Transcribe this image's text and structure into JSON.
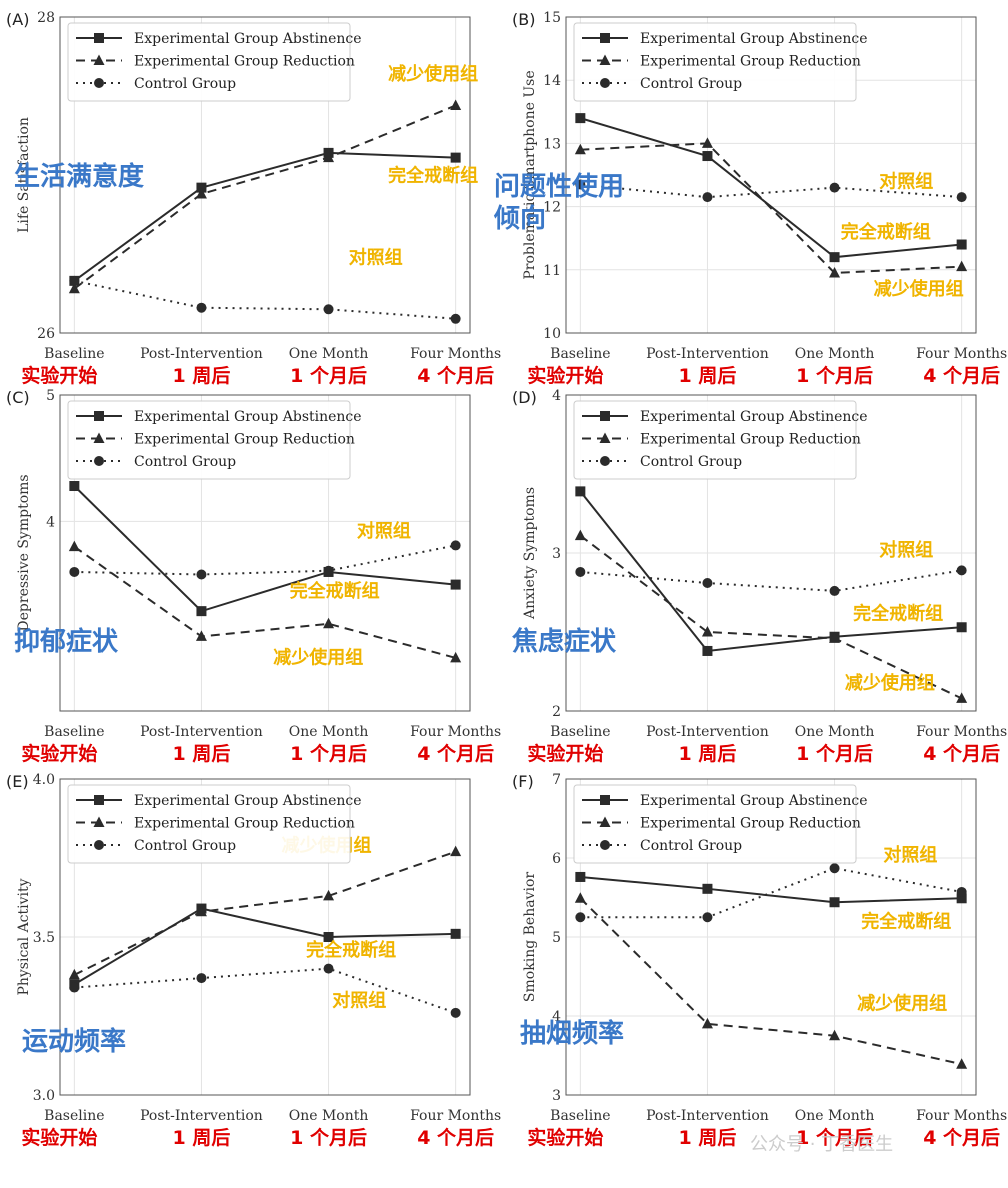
{
  "colors": {
    "line": "#2b2b2b",
    "grid": "#e3e3e3",
    "red": "#e00000",
    "yellow": "#f0b400",
    "blue": "#3a78c8"
  },
  "legend": [
    "Experimental Group Abstinence",
    "Experimental Group Reduction",
    "Control Group"
  ],
  "timepoints_cn": [
    "实验开始",
    "1 周后",
    "1 个月后",
    "4 个月后"
  ],
  "watermark": "公众号 · 丁香医生",
  "chart_data": [
    {
      "panel": "(A)",
      "type": "line",
      "ylabel": "Life Satisfaction",
      "cn_label": "生活满意度",
      "categories": [
        "Baseline",
        "Post-Intervention",
        "One Month",
        "Four Months"
      ],
      "ylim": [
        26,
        28
      ],
      "yticks": [
        "26",
        "28"
      ],
      "ytick_values": [
        26,
        28
      ],
      "series": [
        {
          "name": "Experimental Group Abstinence",
          "values": [
            26.33,
            26.92,
            27.14,
            27.11
          ],
          "cn": "完全戒断组",
          "cn_pos": [
            0.91,
            0.52
          ]
        },
        {
          "name": "Experimental Group Reduction",
          "values": [
            26.28,
            26.88,
            27.11,
            27.44
          ],
          "cn": "减少使用组",
          "cn_pos": [
            0.91,
            0.2
          ]
        },
        {
          "name": "Control Group",
          "values": [
            26.33,
            26.16,
            26.15,
            26.09
          ],
          "cn": "对照组",
          "cn_pos": [
            0.77,
            0.78
          ]
        }
      ]
    },
    {
      "panel": "(B)",
      "type": "line",
      "ylabel": "Problematic Smartphone Use",
      "cn_label": "问题性使用倾向",
      "categories": [
        "Baseline",
        "Post-Intervention",
        "One Month",
        "Four Months"
      ],
      "ylim": [
        10,
        15
      ],
      "yticks": [
        "10",
        "11",
        "12",
        "13",
        "14",
        "15"
      ],
      "ytick_values": [
        10,
        11,
        12,
        13,
        14,
        15
      ],
      "series": [
        {
          "name": "Experimental Group Abstinence",
          "values": [
            13.4,
            12.8,
            11.2,
            11.4
          ],
          "cn": "完全戒断组",
          "cn_pos": [
            0.78,
            0.7
          ]
        },
        {
          "name": "Experimental Group Reduction",
          "values": [
            12.9,
            13.0,
            10.95,
            11.05
          ],
          "cn": "减少使用组",
          "cn_pos": [
            0.86,
            0.88
          ]
        },
        {
          "name": "Control Group",
          "values": [
            12.35,
            12.15,
            12.3,
            12.15
          ],
          "cn": "对照组",
          "cn_pos": [
            0.83,
            0.54
          ]
        }
      ]
    },
    {
      "panel": "(C)",
      "type": "line",
      "ylabel": "Depressive Symptoms",
      "cn_label": "抑郁症状",
      "categories": [
        "Baseline",
        "Post-Intervention",
        "One Month",
        "Four Months"
      ],
      "ylim": [
        2.5,
        5
      ],
      "yticks": [
        "4",
        "5"
      ],
      "ytick_values": [
        4,
        5
      ],
      "series": [
        {
          "name": "Experimental Group Abstinence",
          "values": [
            4.28,
            3.29,
            3.6,
            3.5
          ],
          "cn": "完全戒断组",
          "cn_pos": [
            0.67,
            0.64
          ]
        },
        {
          "name": "Experimental Group Reduction",
          "values": [
            3.8,
            3.09,
            3.19,
            2.92
          ],
          "cn": "减少使用组",
          "cn_pos": [
            0.63,
            0.85
          ]
        },
        {
          "name": "Control Group",
          "values": [
            3.6,
            3.58,
            3.61,
            3.81
          ],
          "cn": "对照组",
          "cn_pos": [
            0.79,
            0.45
          ]
        }
      ]
    },
    {
      "panel": "(D)",
      "type": "line",
      "ylabel": "Anxiety Symptoms",
      "cn_label": "焦虑症状",
      "categories": [
        "Baseline",
        "Post-Intervention",
        "One Month",
        "Four Months"
      ],
      "ylim": [
        2,
        4
      ],
      "yticks": [
        "2",
        "3",
        "4"
      ],
      "ytick_values": [
        2,
        3,
        4
      ],
      "series": [
        {
          "name": "Experimental Group Abstinence",
          "values": [
            3.39,
            2.38,
            2.47,
            2.53
          ],
          "cn": "完全戒断组",
          "cn_pos": [
            0.81,
            0.71
          ]
        },
        {
          "name": "Experimental Group Reduction",
          "values": [
            3.11,
            2.5,
            2.46,
            2.08
          ],
          "cn": "减少使用组",
          "cn_pos": [
            0.79,
            0.93
          ]
        },
        {
          "name": "Control Group",
          "values": [
            2.88,
            2.81,
            2.76,
            2.89
          ],
          "cn": "对照组",
          "cn_pos": [
            0.83,
            0.51
          ]
        }
      ]
    },
    {
      "panel": "(E)",
      "type": "line",
      "ylabel": "Physical Activity",
      "cn_label": "运动频率",
      "categories": [
        "Baseline",
        "Post-Intervention",
        "One Month",
        "Four Months"
      ],
      "ylim": [
        3.0,
        4.0
      ],
      "yticks": [
        "3.0",
        "3.5",
        "4.0"
      ],
      "ytick_values": [
        3.0,
        3.5,
        4.0
      ],
      "series": [
        {
          "name": "Experimental Group Abstinence",
          "values": [
            3.35,
            3.59,
            3.5,
            3.51
          ],
          "cn": "完全戒断组",
          "cn_pos": [
            0.71,
            0.56
          ]
        },
        {
          "name": "Experimental Group Reduction",
          "values": [
            3.38,
            3.58,
            3.63,
            3.77
          ],
          "cn": "减少使用组",
          "cn_pos": [
            0.65,
            0.23
          ]
        },
        {
          "name": "Control Group",
          "values": [
            3.34,
            3.37,
            3.4,
            3.26
          ],
          "cn": "对照组",
          "cn_pos": [
            0.73,
            0.72
          ]
        }
      ]
    },
    {
      "panel": "(F)",
      "type": "line",
      "ylabel": "Smoking Behavior",
      "cn_label": "抽烟频率",
      "categories": [
        "Baseline",
        "Post-Intervention",
        "One Month",
        "Four Months"
      ],
      "ylim": [
        3,
        7
      ],
      "yticks": [
        "3",
        "4",
        "5",
        "6",
        "7"
      ],
      "ytick_values": [
        3,
        4,
        5,
        6,
        7
      ],
      "series": [
        {
          "name": "Experimental Group Abstinence",
          "values": [
            5.76,
            5.61,
            5.44,
            5.49
          ],
          "cn": "完全戒断组",
          "cn_pos": [
            0.83,
            0.47
          ]
        },
        {
          "name": "Experimental Group Reduction",
          "values": [
            5.49,
            3.9,
            3.75,
            3.39
          ],
          "cn": "减少使用组",
          "cn_pos": [
            0.82,
            0.73
          ]
        },
        {
          "name": "Control Group",
          "values": [
            5.25,
            5.25,
            5.87,
            5.57
          ],
          "cn": "对照组",
          "cn_pos": [
            0.84,
            0.26
          ]
        }
      ]
    }
  ]
}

* * * * * * *

### STATED EXERCISE
Repeat the data above exactly, but not the pictures.

### RESULT
Transcribe this image's text and structure into JSON.
{
  "colors": {
    "line": "#2b2b2b",
    "grid": "#e3e3e3",
    "red": "#e00000",
    "yellow": "#f0b400",
    "blue": "#3a78c8"
  },
  "legend": [
    "Experimental Group Abstinence",
    "Experimental Group Reduction",
    "Control Group"
  ],
  "timepoints_cn": [
    "实验开始",
    "1 周后",
    "1 个月后",
    "4 个月后"
  ],
  "watermark": "公众号 · 丁香医生",
  "chart_data": [
    {
      "panel": "(A)",
      "type": "line",
      "ylabel": "Life Satisfaction",
      "cn_label": "生活满意度",
      "categories": [
        "Baseline",
        "Post-Intervention",
        "One Month",
        "Four Months"
      ],
      "ylim": [
        26,
        28
      ],
      "yticks": [
        "26",
        "28"
      ],
      "ytick_values": [
        26,
        28
      ],
      "series": [
        {
          "name": "Experimental Group Abstinence",
          "values": [
            26.33,
            26.92,
            27.14,
            27.11
          ],
          "cn": "完全戒断组",
          "cn_pos": [
            0.91,
            0.52
          ]
        },
        {
          "name": "Experimental Group Reduction",
          "values": [
            26.28,
            26.88,
            27.11,
            27.44
          ],
          "cn": "减少使用组",
          "cn_pos": [
            0.91,
            0.2
          ]
        },
        {
          "name": "Control Group",
          "values": [
            26.33,
            26.16,
            26.15,
            26.09
          ],
          "cn": "对照组",
          "cn_pos": [
            0.77,
            0.78
          ]
        }
      ]
    },
    {
      "panel": "(B)",
      "type": "line",
      "ylabel": "Problematic Smartphone Use",
      "cn_label": "问题性使用倾向",
      "categories": [
        "Baseline",
        "Post-Intervention",
        "One Month",
        "Four Months"
      ],
      "ylim": [
        10,
        15
      ],
      "yticks": [
        "10",
        "11",
        "12",
        "13",
        "14",
        "15"
      ],
      "ytick_values": [
        10,
        11,
        12,
        13,
        14,
        15
      ],
      "series": [
        {
          "name": "Experimental Group Abstinence",
          "values": [
            13.4,
            12.8,
            11.2,
            11.4
          ],
          "cn": "完全戒断组",
          "cn_pos": [
            0.78,
            0.7
          ]
        },
        {
          "name": "Experimental Group Reduction",
          "values": [
            12.9,
            13.0,
            10.95,
            11.05
          ],
          "cn": "减少使用组",
          "cn_pos": [
            0.86,
            0.88
          ]
        },
        {
          "name": "Control Group",
          "values": [
            12.35,
            12.15,
            12.3,
            12.15
          ],
          "cn": "对照组",
          "cn_pos": [
            0.83,
            0.54
          ]
        }
      ]
    },
    {
      "panel": "(C)",
      "type": "line",
      "ylabel": "Depressive Symptoms",
      "cn_label": "抑郁症状",
      "categories": [
        "Baseline",
        "Post-Intervention",
        "One Month",
        "Four Months"
      ],
      "ylim": [
        2.5,
        5
      ],
      "yticks": [
        "4",
        "5"
      ],
      "ytick_values": [
        4,
        5
      ],
      "series": [
        {
          "name": "Experimental Group Abstinence",
          "values": [
            4.28,
            3.29,
            3.6,
            3.5
          ],
          "cn": "完全戒断组",
          "cn_pos": [
            0.67,
            0.64
          ]
        },
        {
          "name": "Experimental Group Reduction",
          "values": [
            3.8,
            3.09,
            3.19,
            2.92
          ],
          "cn": "减少使用组",
          "cn_pos": [
            0.63,
            0.85
          ]
        },
        {
          "name": "Control Group",
          "values": [
            3.6,
            3.58,
            3.61,
            3.81
          ],
          "cn": "对照组",
          "cn_pos": [
            0.79,
            0.45
          ]
        }
      ]
    },
    {
      "panel": "(D)",
      "type": "line",
      "ylabel": "Anxiety Symptoms",
      "cn_label": "焦虑症状",
      "categories": [
        "Baseline",
        "Post-Intervention",
        "One Month",
        "Four Months"
      ],
      "ylim": [
        2,
        4
      ],
      "yticks": [
        "2",
        "3",
        "4"
      ],
      "ytick_values": [
        2,
        3,
        4
      ],
      "series": [
        {
          "name": "Experimental Group Abstinence",
          "values": [
            3.39,
            2.38,
            2.47,
            2.53
          ],
          "cn": "完全戒断组",
          "cn_pos": [
            0.81,
            0.71
          ]
        },
        {
          "name": "Experimental Group Reduction",
          "values": [
            3.11,
            2.5,
            2.46,
            2.08
          ],
          "cn": "减少使用组",
          "cn_pos": [
            0.79,
            0.93
          ]
        },
        {
          "name": "Control Group",
          "values": [
            2.88,
            2.81,
            2.76,
            2.89
          ],
          "cn": "对照组",
          "cn_pos": [
            0.83,
            0.51
          ]
        }
      ]
    },
    {
      "panel": "(E)",
      "type": "line",
      "ylabel": "Physical Activity",
      "cn_label": "运动频率",
      "categories": [
        "Baseline",
        "Post-Intervention",
        "One Month",
        "Four Months"
      ],
      "ylim": [
        3.0,
        4.0
      ],
      "yticks": [
        "3.0",
        "3.5",
        "4.0"
      ],
      "ytick_values": [
        3.0,
        3.5,
        4.0
      ],
      "series": [
        {
          "name": "Experimental Group Abstinence",
          "values": [
            3.35,
            3.59,
            3.5,
            3.51
          ],
          "cn": "完全戒断组",
          "cn_pos": [
            0.71,
            0.56
          ]
        },
        {
          "name": "Experimental Group Reduction",
          "values": [
            3.38,
            3.58,
            3.63,
            3.77
          ],
          "cn": "减少使用组",
          "cn_pos": [
            0.65,
            0.23
          ]
        },
        {
          "name": "Control Group",
          "values": [
            3.34,
            3.37,
            3.4,
            3.26
          ],
          "cn": "对照组",
          "cn_pos": [
            0.73,
            0.72
          ]
        }
      ]
    },
    {
      "panel": "(F)",
      "type": "line",
      "ylabel": "Smoking Behavior",
      "cn_label": "抽烟频率",
      "categories": [
        "Baseline",
        "Post-Intervention",
        "One Month",
        "Four Months"
      ],
      "ylim": [
        3,
        7
      ],
      "yticks": [
        "3",
        "4",
        "5",
        "6",
        "7"
      ],
      "ytick_values": [
        3,
        4,
        5,
        6,
        7
      ],
      "series": [
        {
          "name": "Experimental Group Abstinence",
          "values": [
            5.76,
            5.61,
            5.44,
            5.49
          ],
          "cn": "完全戒断组",
          "cn_pos": [
            0.83,
            0.47
          ]
        },
        {
          "name": "Experimental Group Reduction",
          "values": [
            5.49,
            3.9,
            3.75,
            3.39
          ],
          "cn": "减少使用组",
          "cn_pos": [
            0.82,
            0.73
          ]
        },
        {
          "name": "Control Group",
          "values": [
            5.25,
            5.25,
            5.87,
            5.57
          ],
          "cn": "对照组",
          "cn_pos": [
            0.84,
            0.26
          ]
        }
      ]
    }
  ]
}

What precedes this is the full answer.